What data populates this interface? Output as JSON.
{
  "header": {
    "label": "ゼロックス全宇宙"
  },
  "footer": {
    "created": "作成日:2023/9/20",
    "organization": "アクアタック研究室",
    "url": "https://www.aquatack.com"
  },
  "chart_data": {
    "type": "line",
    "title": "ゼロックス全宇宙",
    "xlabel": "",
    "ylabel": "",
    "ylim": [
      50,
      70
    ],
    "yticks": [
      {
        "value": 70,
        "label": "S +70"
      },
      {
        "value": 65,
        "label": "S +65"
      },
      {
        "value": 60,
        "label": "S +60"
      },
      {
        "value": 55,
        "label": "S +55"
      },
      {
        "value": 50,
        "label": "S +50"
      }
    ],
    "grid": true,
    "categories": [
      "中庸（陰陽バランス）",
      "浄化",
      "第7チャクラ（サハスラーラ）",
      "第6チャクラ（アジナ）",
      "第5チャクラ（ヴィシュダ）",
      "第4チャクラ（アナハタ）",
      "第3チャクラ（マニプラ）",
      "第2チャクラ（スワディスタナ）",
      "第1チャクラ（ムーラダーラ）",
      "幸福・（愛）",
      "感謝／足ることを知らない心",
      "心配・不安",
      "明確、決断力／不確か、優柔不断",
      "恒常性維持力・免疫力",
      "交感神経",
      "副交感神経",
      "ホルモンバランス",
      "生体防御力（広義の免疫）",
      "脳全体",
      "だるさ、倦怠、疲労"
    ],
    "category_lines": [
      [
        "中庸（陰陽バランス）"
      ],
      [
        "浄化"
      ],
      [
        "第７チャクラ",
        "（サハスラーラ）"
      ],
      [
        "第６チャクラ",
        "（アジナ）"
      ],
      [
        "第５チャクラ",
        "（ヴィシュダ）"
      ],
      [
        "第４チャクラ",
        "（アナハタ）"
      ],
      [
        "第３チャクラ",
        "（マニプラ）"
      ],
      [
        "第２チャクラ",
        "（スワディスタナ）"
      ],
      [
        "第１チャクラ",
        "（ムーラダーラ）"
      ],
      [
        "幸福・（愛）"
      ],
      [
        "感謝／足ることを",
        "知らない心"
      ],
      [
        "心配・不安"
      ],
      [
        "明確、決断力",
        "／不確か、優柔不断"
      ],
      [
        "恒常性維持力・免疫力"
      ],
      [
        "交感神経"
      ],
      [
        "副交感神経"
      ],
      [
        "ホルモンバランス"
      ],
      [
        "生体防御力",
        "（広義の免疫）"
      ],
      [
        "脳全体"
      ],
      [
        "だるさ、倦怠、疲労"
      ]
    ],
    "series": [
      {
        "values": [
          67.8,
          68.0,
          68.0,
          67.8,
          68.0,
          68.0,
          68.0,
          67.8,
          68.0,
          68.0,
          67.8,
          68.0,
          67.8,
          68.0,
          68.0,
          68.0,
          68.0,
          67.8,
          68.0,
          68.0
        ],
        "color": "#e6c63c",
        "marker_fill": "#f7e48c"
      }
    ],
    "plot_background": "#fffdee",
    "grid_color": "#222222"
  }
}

- - -

Exercise prompt :: Write every record out again, unaltered.

Solved problem ::
What data populates this interface? Output as JSON.
{
  "header": {
    "label": "ゼロックス全宇宙"
  },
  "footer": {
    "created": "作成日:2023/9/20",
    "organization": "アクアタック研究室",
    "url": "https://www.aquatack.com"
  },
  "chart_data": {
    "type": "line",
    "title": "ゼロックス全宇宙",
    "xlabel": "",
    "ylabel": "",
    "ylim": [
      50,
      70
    ],
    "yticks": [
      {
        "value": 70,
        "label": "S +70"
      },
      {
        "value": 65,
        "label": "S +65"
      },
      {
        "value": 60,
        "label": "S +60"
      },
      {
        "value": 55,
        "label": "S +55"
      },
      {
        "value": 50,
        "label": "S +50"
      }
    ],
    "grid": true,
    "categories": [
      "中庸（陰陽バランス）",
      "浄化",
      "第7チャクラ（サハスラーラ）",
      "第6チャクラ（アジナ）",
      "第5チャクラ（ヴィシュダ）",
      "第4チャクラ（アナハタ）",
      "第3チャクラ（マニプラ）",
      "第2チャクラ（スワディスタナ）",
      "第1チャクラ（ムーラダーラ）",
      "幸福・（愛）",
      "感謝／足ることを知らない心",
      "心配・不安",
      "明確、決断力／不確か、優柔不断",
      "恒常性維持力・免疫力",
      "交感神経",
      "副交感神経",
      "ホルモンバランス",
      "生体防御力（広義の免疫）",
      "脳全体",
      "だるさ、倦怠、疲労"
    ],
    "category_lines": [
      [
        "中庸（陰陽バランス）"
      ],
      [
        "浄化"
      ],
      [
        "第７チャクラ",
        "（サハスラーラ）"
      ],
      [
        "第６チャクラ",
        "（アジナ）"
      ],
      [
        "第５チャクラ",
        "（ヴィシュダ）"
      ],
      [
        "第４チャクラ",
        "（アナハタ）"
      ],
      [
        "第３チャクラ",
        "（マニプラ）"
      ],
      [
        "第２チャクラ",
        "（スワディスタナ）"
      ],
      [
        "第１チャクラ",
        "（ムーラダーラ）"
      ],
      [
        "幸福・（愛）"
      ],
      [
        "感謝／足ることを",
        "知らない心"
      ],
      [
        "心配・不安"
      ],
      [
        "明確、決断力",
        "／不確か、優柔不断"
      ],
      [
        "恒常性維持力・免疫力"
      ],
      [
        "交感神経"
      ],
      [
        "副交感神経"
      ],
      [
        "ホルモンバランス"
      ],
      [
        "生体防御力",
        "（広義の免疫）"
      ],
      [
        "脳全体"
      ],
      [
        "だるさ、倦怠、疲労"
      ]
    ],
    "series": [
      {
        "values": [
          67.8,
          68.0,
          68.0,
          67.8,
          68.0,
          68.0,
          68.0,
          67.8,
          68.0,
          68.0,
          67.8,
          68.0,
          67.8,
          68.0,
          68.0,
          68.0,
          68.0,
          67.8,
          68.0,
          68.0
        ],
        "color": "#e6c63c",
        "marker_fill": "#f7e48c"
      }
    ],
    "plot_background": "#fffdee",
    "grid_color": "#222222"
  }
}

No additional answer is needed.